[Excerpted text]
(begin)

Signed-off-by: Zhengyu Shen <zhengyu.shen@nxp.com>
---
change from v1 to v2:
	Added cpumask and migration handling support to driver
	Validated event during event_init
	Added code to properly stop counters
	Used perf_invalid_context instead of perf_sw_context
	Added hrtimer to poll for overflow 
	Added better description
	Added support for multiple mmdcs

 arch/arm/mach-imx/mmdc.c | 362 ++++++++++++++++++++++++++++++++++++++++++++++-
 1 file changed, 361 insertions(+), 1 deletion(-)

diff --git a/arch/arm/mach-imx/mmdc.c b/arch/arm/mach-imx/mmdc.c
index db9621c..372b59c 100644
--- a/arch/arm/mach-imx/mmdc.c
+++ b/arch/arm/mach-imx/mmdc.c
@@ -1,5 +1,5 @@
 /*
- * Copyright 2011 Freescale Semiconductor, Inc.
+ * Copyright 2011,2016 Freescale Semiconductor, Inc.
  * Copyright 2011 Linaro Ltd.
  *
  * The code contained herein is licensed under the GNU General Public
@@ -16,6 +16,10 @@
 #include <linux/of.h>
 #include <linux/of_address.h>
 #include <linux/of_device.h>
+#include <linux/perf_event.h>
+#include <linux/slab.h>
+#include <linux/hrtimer.h>
+#include <linux/interrupt.h>
 
 #include "common.h"
 
@@ -27,14 +31,341 @@
 #define BM_MMDC_MDMISC_DDR_TYPE	0x18
 #define BP_MMDC_MDMISC_DDR_TYPE	0x3
 
+#define TOTAL_CYCLES	0x1
+#define BUSY_CYCLES		0x2
+#define READ_ACCESSES	0x3
+#define WRITE_ACCESSES	0x4
+#define READ_BYTES		0x5
+#define WRITE_BYTES		0x6
+
+/* Enables, resets, freezes, overflow profiling*/
+#define DBG_DIS			0x0
+#define DBG_EN			0x1 
+#define DBG_RST			0x2
+#define PRF_FRZ			0x4
+#define CYC_OVF 		0x8
+
+#define MMDC_MADPCR0	0x410
+#define MMDC_MADPSR0	0x418
+#define MMDC_MADPSR1	0x41C
+#define MMDC_MADPSR2	0x420
+#define MMDC_MADPSR3	0x424
+#define MMDC_MADPSR4	0x428
+#define MMDC_MADPSR5	0x42C
+
+#define MMDC_NUM_COUNTERS	6
+
+#define to_mmdc_pmu(p) (container_of(p, struct mmdc_pmu, pmu))
+
+static DEFINE_IDA(mmdc_ida);
+
 static int ddr_type;
 
+PMU_EVENT_ATTR_STRING(total-cycles, mmdc_total_cycles, "event=0x01")
+PMU_EVENT_ATTR_STRING(busy-cycles, mmdc_busy_cycles, "event=0x02")
+PMU_EVENT_ATTR_STRING(read-accesses, mmdc_read_accesses, "event=0x03")

(end)

(Dataset records)
(begin)

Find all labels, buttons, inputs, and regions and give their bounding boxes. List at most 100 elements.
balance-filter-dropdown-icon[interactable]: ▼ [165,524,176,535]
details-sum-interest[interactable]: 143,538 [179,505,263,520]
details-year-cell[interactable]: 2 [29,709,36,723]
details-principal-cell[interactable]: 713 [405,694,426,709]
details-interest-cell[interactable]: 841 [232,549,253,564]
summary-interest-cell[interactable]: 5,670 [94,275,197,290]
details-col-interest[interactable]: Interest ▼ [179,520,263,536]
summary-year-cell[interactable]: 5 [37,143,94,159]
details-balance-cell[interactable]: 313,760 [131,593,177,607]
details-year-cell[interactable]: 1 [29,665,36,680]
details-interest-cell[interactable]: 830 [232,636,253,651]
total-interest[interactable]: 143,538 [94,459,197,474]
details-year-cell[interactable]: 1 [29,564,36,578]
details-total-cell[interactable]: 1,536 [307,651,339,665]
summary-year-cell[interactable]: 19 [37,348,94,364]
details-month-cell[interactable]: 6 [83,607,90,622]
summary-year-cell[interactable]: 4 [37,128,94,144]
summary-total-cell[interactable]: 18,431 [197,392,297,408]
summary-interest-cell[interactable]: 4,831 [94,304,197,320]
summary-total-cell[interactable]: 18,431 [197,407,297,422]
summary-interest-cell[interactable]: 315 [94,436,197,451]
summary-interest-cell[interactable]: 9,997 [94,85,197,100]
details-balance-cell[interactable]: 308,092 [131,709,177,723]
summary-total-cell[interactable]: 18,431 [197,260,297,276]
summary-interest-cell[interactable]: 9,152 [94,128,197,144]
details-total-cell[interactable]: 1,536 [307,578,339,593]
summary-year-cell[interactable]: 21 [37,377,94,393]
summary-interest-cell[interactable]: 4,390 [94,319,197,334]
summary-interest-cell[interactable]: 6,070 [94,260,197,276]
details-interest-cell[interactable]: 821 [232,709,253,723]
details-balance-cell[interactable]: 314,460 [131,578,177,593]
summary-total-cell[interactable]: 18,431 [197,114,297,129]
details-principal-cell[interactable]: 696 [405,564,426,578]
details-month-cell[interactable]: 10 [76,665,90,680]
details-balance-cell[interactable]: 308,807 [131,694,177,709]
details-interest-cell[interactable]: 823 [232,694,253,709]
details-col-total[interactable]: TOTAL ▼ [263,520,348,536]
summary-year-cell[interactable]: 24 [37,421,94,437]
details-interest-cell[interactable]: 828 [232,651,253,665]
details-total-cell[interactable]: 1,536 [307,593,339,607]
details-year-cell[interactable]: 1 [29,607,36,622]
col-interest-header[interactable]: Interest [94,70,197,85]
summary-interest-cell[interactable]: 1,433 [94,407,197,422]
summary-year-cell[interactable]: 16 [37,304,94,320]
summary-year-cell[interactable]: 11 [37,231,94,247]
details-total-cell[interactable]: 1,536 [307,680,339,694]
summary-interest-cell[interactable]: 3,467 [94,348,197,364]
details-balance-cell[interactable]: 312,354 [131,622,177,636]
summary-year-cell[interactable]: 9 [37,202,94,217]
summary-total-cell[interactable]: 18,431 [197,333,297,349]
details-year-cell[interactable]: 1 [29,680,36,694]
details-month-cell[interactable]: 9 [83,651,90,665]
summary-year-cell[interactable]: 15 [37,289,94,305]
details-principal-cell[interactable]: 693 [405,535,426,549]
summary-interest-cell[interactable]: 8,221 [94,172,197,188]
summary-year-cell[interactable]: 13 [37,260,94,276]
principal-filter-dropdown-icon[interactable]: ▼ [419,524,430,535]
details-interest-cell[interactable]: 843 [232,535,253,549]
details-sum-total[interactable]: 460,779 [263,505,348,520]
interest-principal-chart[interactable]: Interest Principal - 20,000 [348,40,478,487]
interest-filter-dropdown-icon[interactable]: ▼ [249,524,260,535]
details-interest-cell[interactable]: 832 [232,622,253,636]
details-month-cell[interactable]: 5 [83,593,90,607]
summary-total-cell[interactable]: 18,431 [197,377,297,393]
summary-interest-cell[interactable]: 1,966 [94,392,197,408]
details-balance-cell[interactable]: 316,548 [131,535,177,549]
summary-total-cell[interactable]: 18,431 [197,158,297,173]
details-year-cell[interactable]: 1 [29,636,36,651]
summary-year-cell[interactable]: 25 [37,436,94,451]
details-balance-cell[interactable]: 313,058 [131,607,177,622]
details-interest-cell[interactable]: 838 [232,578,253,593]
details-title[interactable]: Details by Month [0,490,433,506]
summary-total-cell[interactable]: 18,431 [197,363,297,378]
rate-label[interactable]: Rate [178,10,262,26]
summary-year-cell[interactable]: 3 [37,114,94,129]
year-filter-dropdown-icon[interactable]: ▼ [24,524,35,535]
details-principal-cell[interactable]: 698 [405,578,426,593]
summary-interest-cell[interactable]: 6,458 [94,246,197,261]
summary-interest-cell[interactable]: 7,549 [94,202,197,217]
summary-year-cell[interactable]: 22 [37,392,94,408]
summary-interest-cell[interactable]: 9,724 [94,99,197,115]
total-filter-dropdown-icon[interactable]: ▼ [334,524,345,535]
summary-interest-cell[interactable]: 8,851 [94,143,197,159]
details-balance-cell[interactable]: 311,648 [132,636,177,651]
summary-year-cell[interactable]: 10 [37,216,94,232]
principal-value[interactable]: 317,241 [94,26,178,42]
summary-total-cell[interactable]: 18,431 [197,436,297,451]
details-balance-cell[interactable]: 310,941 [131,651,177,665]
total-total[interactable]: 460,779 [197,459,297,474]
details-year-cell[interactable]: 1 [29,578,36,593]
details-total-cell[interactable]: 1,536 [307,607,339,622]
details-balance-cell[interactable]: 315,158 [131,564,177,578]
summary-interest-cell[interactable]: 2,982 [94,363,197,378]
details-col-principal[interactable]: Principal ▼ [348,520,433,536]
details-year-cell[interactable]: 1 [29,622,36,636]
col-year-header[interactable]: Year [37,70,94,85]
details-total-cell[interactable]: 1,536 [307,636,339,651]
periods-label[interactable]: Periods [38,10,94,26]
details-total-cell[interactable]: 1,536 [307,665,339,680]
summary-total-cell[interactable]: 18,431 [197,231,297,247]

(end)

[Set problem 1] Retype the stretch of the patch excerpt from "arch/arm/mach-imx/mmdc.c | 362" through "2011 Freescale Semiconductor, Inc." without any alteration.
[Set problem 2] In the stretch of rows from the first row through the line containing "summary-interest-cell[interactable]: 315 [94,436,197,451]", swap each "summary-total-cell" for "summary-sum-cell", leaving everything else unchanged, and return only those rows.
The patch excerpt and the rows come from unrelated sources.

[Written response 1]
arch/arm/mach-imx/mmdc.c | 362 ++++++++++++++++++++++++++++++++++++++++++++++-
 1 file changed, 361 insertions(+), 1 deletion(-)

diff --git a/arch/arm/mach-imx/mmdc.c b/arch/arm/mach-imx/mmdc.c
index db9621c..372b59c 100644
--- a/arch/arm/mach-imx/mmdc.c
+++ b/arch/arm/mach-imx/mmdc.c
@@ -1,5 +1,5 @@
 /*
- * Copyright 2011 Freescale Semiconductor, Inc.

[Written response 2]
Find all labels, buttons, inputs, and regions and give their bounding boxes. List at most 100 elements.
balance-filter-dropdown-icon[interactable]: ▼ [165,524,176,535]
details-sum-interest[interactable]: 143,538 [179,505,263,520]
details-year-cell[interactable]: 2 [29,709,36,723]
details-principal-cell[interactable]: 713 [405,694,426,709]
details-interest-cell[interactable]: 841 [232,549,253,564]
summary-interest-cell[interactable]: 5,670 [94,275,197,290]
details-col-interest[interactable]: Interest ▼ [179,520,263,536]
summary-year-cell[interactable]: 5 [37,143,94,159]
details-balance-cell[interactable]: 313,760 [131,593,177,607]
details-year-cell[interactable]: 1 [29,665,36,680]
details-interest-cell[interactable]: 830 [232,636,253,651]
total-interest[interactable]: 143,538 [94,459,197,474]
details-year-cell[interactable]: 1 [29,564,36,578]
details-total-cell[interactable]: 1,536 [307,651,339,665]
summary-year-cell[interactable]: 19 [37,348,94,364]
details-month-cell[interactable]: 6 [83,607,90,622]
summary-year-cell[interactable]: 4 [37,128,94,144]
summary-sum-cell[interactable]: 18,431 [197,392,297,408]
summary-interest-cell[interactable]: 4,831 [94,304,197,320]
summary-sum-cell[interactable]: 18,431 [197,407,297,422]
summary-interest-cell[interactable]: 315 [94,436,197,451]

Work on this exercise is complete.